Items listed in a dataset

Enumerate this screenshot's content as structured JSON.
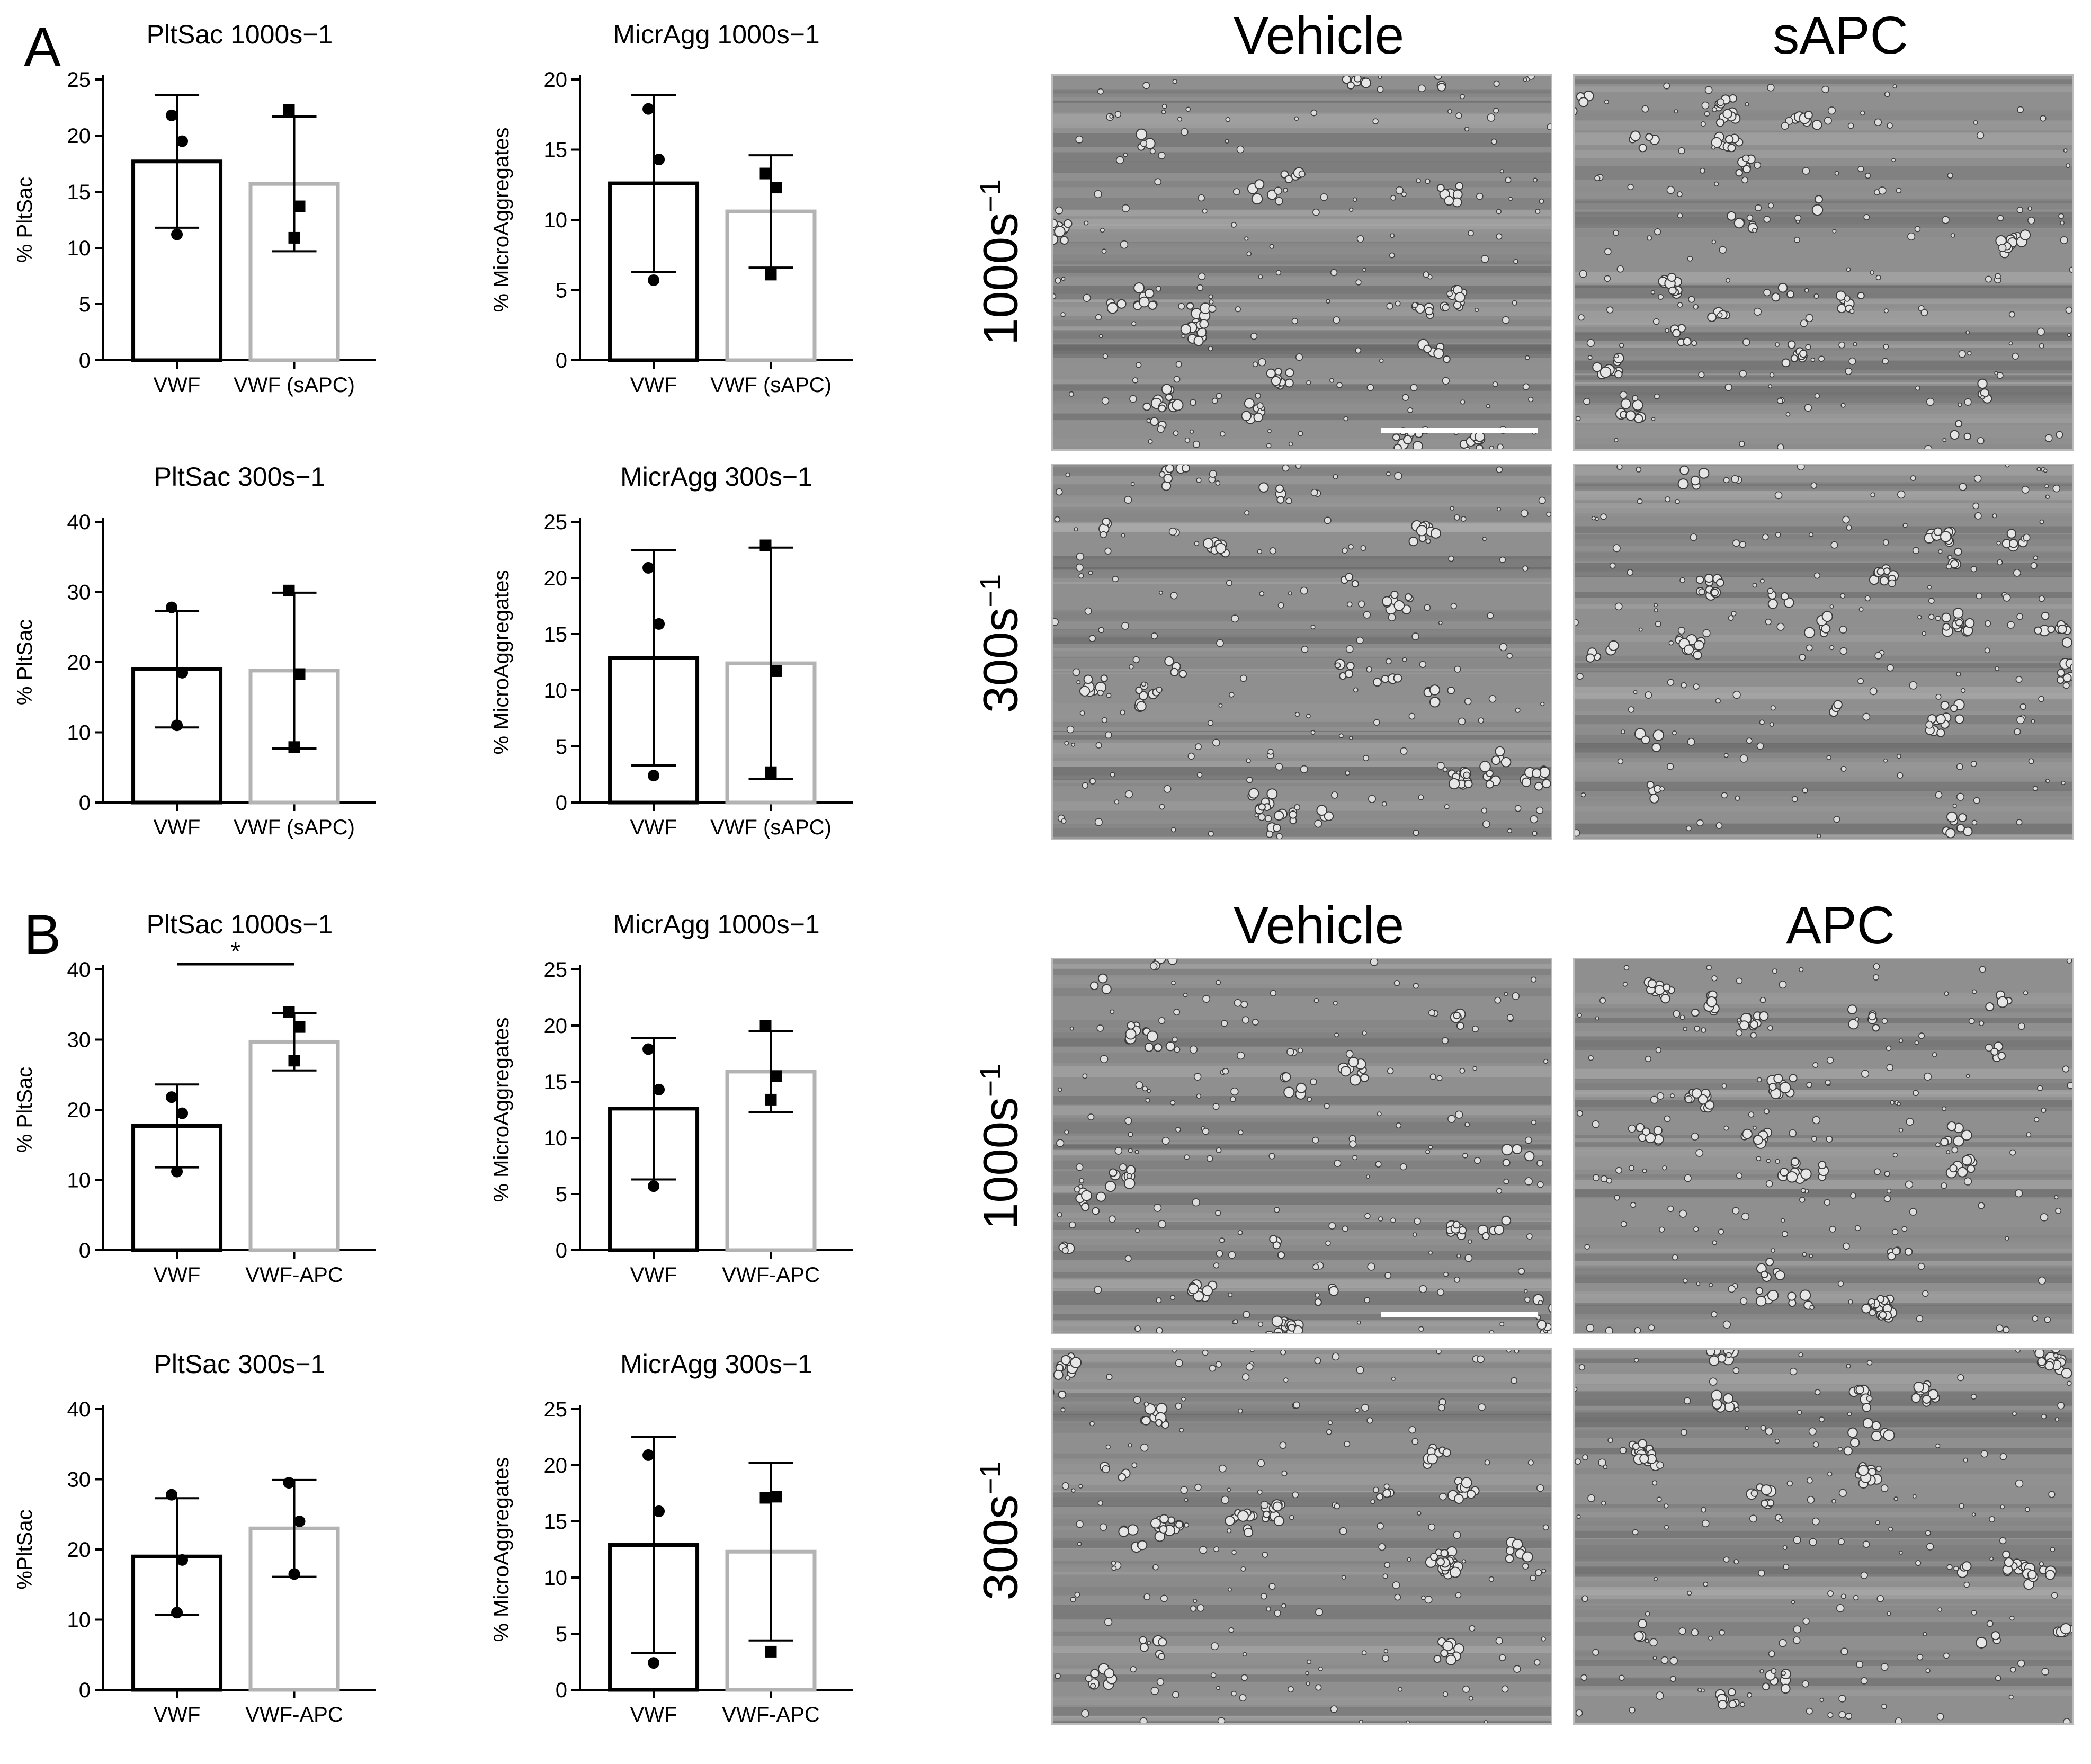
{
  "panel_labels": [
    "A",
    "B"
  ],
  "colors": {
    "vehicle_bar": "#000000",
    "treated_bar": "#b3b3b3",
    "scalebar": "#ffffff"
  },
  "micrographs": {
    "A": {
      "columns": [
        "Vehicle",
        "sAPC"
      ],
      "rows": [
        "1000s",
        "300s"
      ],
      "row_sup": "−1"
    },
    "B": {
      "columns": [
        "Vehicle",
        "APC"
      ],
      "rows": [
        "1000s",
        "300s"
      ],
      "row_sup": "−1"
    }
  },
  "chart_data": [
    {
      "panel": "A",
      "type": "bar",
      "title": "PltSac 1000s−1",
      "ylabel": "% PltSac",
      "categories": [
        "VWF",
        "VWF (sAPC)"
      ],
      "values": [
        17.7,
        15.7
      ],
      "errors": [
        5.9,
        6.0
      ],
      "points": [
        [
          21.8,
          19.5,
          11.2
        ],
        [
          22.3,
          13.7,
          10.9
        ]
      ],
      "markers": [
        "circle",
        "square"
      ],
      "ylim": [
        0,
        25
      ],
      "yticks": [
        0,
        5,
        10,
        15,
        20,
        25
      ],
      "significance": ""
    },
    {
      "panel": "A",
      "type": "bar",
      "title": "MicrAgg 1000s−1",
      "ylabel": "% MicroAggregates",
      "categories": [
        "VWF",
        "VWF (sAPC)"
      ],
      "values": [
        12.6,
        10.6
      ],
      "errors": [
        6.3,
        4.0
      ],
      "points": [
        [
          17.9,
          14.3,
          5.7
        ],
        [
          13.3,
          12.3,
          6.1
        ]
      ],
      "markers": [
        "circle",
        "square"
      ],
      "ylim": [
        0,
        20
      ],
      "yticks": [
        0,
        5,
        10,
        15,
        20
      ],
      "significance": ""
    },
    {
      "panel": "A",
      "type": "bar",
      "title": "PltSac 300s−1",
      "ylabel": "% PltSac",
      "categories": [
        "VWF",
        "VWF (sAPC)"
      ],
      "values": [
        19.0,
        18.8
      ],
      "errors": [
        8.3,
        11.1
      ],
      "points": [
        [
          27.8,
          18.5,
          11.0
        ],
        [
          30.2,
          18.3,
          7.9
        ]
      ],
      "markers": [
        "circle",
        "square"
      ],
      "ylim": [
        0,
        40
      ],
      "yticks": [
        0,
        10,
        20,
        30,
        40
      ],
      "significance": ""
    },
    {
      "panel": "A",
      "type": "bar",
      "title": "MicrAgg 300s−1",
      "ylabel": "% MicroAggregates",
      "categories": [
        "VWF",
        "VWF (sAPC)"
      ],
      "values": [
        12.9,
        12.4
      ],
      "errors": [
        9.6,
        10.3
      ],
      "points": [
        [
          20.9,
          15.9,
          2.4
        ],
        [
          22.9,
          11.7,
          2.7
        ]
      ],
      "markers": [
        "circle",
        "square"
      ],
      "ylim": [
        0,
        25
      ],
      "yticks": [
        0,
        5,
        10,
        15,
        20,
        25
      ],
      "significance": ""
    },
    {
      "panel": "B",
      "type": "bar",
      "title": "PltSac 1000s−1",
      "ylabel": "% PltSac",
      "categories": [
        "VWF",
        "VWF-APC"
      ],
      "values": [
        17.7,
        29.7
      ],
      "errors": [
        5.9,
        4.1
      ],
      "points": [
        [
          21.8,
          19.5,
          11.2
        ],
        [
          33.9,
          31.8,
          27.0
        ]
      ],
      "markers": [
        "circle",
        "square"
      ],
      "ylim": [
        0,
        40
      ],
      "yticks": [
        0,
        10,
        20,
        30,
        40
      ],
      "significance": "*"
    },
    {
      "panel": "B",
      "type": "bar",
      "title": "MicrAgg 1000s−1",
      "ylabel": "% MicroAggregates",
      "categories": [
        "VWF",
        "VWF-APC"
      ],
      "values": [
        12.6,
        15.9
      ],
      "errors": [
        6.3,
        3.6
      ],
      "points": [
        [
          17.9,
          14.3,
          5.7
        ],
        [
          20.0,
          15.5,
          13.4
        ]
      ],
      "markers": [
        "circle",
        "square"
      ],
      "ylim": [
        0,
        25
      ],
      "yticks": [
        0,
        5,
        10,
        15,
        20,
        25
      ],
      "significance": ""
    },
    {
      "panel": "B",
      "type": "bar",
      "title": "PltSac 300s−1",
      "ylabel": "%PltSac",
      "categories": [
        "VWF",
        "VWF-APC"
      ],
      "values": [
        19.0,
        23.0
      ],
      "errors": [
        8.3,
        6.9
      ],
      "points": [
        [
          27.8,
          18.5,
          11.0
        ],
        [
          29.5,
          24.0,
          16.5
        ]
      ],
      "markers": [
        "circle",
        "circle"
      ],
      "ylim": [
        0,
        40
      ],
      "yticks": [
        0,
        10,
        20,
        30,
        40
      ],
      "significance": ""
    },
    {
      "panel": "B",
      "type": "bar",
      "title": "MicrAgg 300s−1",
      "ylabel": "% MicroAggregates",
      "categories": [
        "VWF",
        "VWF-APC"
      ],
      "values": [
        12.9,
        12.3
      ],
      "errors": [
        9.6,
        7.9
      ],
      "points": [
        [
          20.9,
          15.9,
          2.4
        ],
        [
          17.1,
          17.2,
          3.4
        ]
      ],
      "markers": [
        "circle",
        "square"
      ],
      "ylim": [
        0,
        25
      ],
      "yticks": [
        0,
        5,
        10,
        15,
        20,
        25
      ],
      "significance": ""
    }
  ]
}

DIRECTION: Write out each entry exactly as given, omitting any picture.

RESULT:
Enumerate this screenshot's content as structured JSON.
{
  "panel_labels": [
    "A",
    "B"
  ],
  "colors": {
    "vehicle_bar": "#000000",
    "treated_bar": "#b3b3b3",
    "scalebar": "#ffffff"
  },
  "micrographs": {
    "A": {
      "columns": [
        "Vehicle",
        "sAPC"
      ],
      "rows": [
        "1000s",
        "300s"
      ],
      "row_sup": "−1"
    },
    "B": {
      "columns": [
        "Vehicle",
        "APC"
      ],
      "rows": [
        "1000s",
        "300s"
      ],
      "row_sup": "−1"
    }
  },
  "chart_data": [
    {
      "panel": "A",
      "type": "bar",
      "title": "PltSac 1000s−1",
      "ylabel": "% PltSac",
      "categories": [
        "VWF",
        "VWF (sAPC)"
      ],
      "values": [
        17.7,
        15.7
      ],
      "errors": [
        5.9,
        6.0
      ],
      "points": [
        [
          21.8,
          19.5,
          11.2
        ],
        [
          22.3,
          13.7,
          10.9
        ]
      ],
      "markers": [
        "circle",
        "square"
      ],
      "ylim": [
        0,
        25
      ],
      "yticks": [
        0,
        5,
        10,
        15,
        20,
        25
      ],
      "significance": ""
    },
    {
      "panel": "A",
      "type": "bar",
      "title": "MicrAgg 1000s−1",
      "ylabel": "% MicroAggregates",
      "categories": [
        "VWF",
        "VWF (sAPC)"
      ],
      "values": [
        12.6,
        10.6
      ],
      "errors": [
        6.3,
        4.0
      ],
      "points": [
        [
          17.9,
          14.3,
          5.7
        ],
        [
          13.3,
          12.3,
          6.1
        ]
      ],
      "markers": [
        "circle",
        "square"
      ],
      "ylim": [
        0,
        20
      ],
      "yticks": [
        0,
        5,
        10,
        15,
        20
      ],
      "significance": ""
    },
    {
      "panel": "A",
      "type": "bar",
      "title": "PltSac 300s−1",
      "ylabel": "% PltSac",
      "categories": [
        "VWF",
        "VWF (sAPC)"
      ],
      "values": [
        19.0,
        18.8
      ],
      "errors": [
        8.3,
        11.1
      ],
      "points": [
        [
          27.8,
          18.5,
          11.0
        ],
        [
          30.2,
          18.3,
          7.9
        ]
      ],
      "markers": [
        "circle",
        "square"
      ],
      "ylim": [
        0,
        40
      ],
      "yticks": [
        0,
        10,
        20,
        30,
        40
      ],
      "significance": ""
    },
    {
      "panel": "A",
      "type": "bar",
      "title": "MicrAgg 300s−1",
      "ylabel": "% MicroAggregates",
      "categories": [
        "VWF",
        "VWF (sAPC)"
      ],
      "values": [
        12.9,
        12.4
      ],
      "errors": [
        9.6,
        10.3
      ],
      "points": [
        [
          20.9,
          15.9,
          2.4
        ],
        [
          22.9,
          11.7,
          2.7
        ]
      ],
      "markers": [
        "circle",
        "square"
      ],
      "ylim": [
        0,
        25
      ],
      "yticks": [
        0,
        5,
        10,
        15,
        20,
        25
      ],
      "significance": ""
    },
    {
      "panel": "B",
      "type": "bar",
      "title": "PltSac 1000s−1",
      "ylabel": "% PltSac",
      "categories": [
        "VWF",
        "VWF-APC"
      ],
      "values": [
        17.7,
        29.7
      ],
      "errors": [
        5.9,
        4.1
      ],
      "points": [
        [
          21.8,
          19.5,
          11.2
        ],
        [
          33.9,
          31.8,
          27.0
        ]
      ],
      "markers": [
        "circle",
        "square"
      ],
      "ylim": [
        0,
        40
      ],
      "yticks": [
        0,
        10,
        20,
        30,
        40
      ],
      "significance": "*"
    },
    {
      "panel": "B",
      "type": "bar",
      "title": "MicrAgg 1000s−1",
      "ylabel": "% MicroAggregates",
      "categories": [
        "VWF",
        "VWF-APC"
      ],
      "values": [
        12.6,
        15.9
      ],
      "errors": [
        6.3,
        3.6
      ],
      "points": [
        [
          17.9,
          14.3,
          5.7
        ],
        [
          20.0,
          15.5,
          13.4
        ]
      ],
      "markers": [
        "circle",
        "square"
      ],
      "ylim": [
        0,
        25
      ],
      "yticks": [
        0,
        5,
        10,
        15,
        20,
        25
      ],
      "significance": ""
    },
    {
      "panel": "B",
      "type": "bar",
      "title": "PltSac 300s−1",
      "ylabel": "%PltSac",
      "categories": [
        "VWF",
        "VWF-APC"
      ],
      "values": [
        19.0,
        23.0
      ],
      "errors": [
        8.3,
        6.9
      ],
      "points": [
        [
          27.8,
          18.5,
          11.0
        ],
        [
          29.5,
          24.0,
          16.5
        ]
      ],
      "markers": [
        "circle",
        "circle"
      ],
      "ylim": [
        0,
        40
      ],
      "yticks": [
        0,
        10,
        20,
        30,
        40
      ],
      "significance": ""
    },
    {
      "panel": "B",
      "type": "bar",
      "title": "MicrAgg 300s−1",
      "ylabel": "% MicroAggregates",
      "categories": [
        "VWF",
        "VWF-APC"
      ],
      "values": [
        12.9,
        12.3
      ],
      "errors": [
        9.6,
        7.9
      ],
      "points": [
        [
          20.9,
          15.9,
          2.4
        ],
        [
          17.1,
          17.2,
          3.4
        ]
      ],
      "markers": [
        "circle",
        "square"
      ],
      "ylim": [
        0,
        25
      ],
      "yticks": [
        0,
        5,
        10,
        15,
        20,
        25
      ],
      "significance": ""
    }
  ]
}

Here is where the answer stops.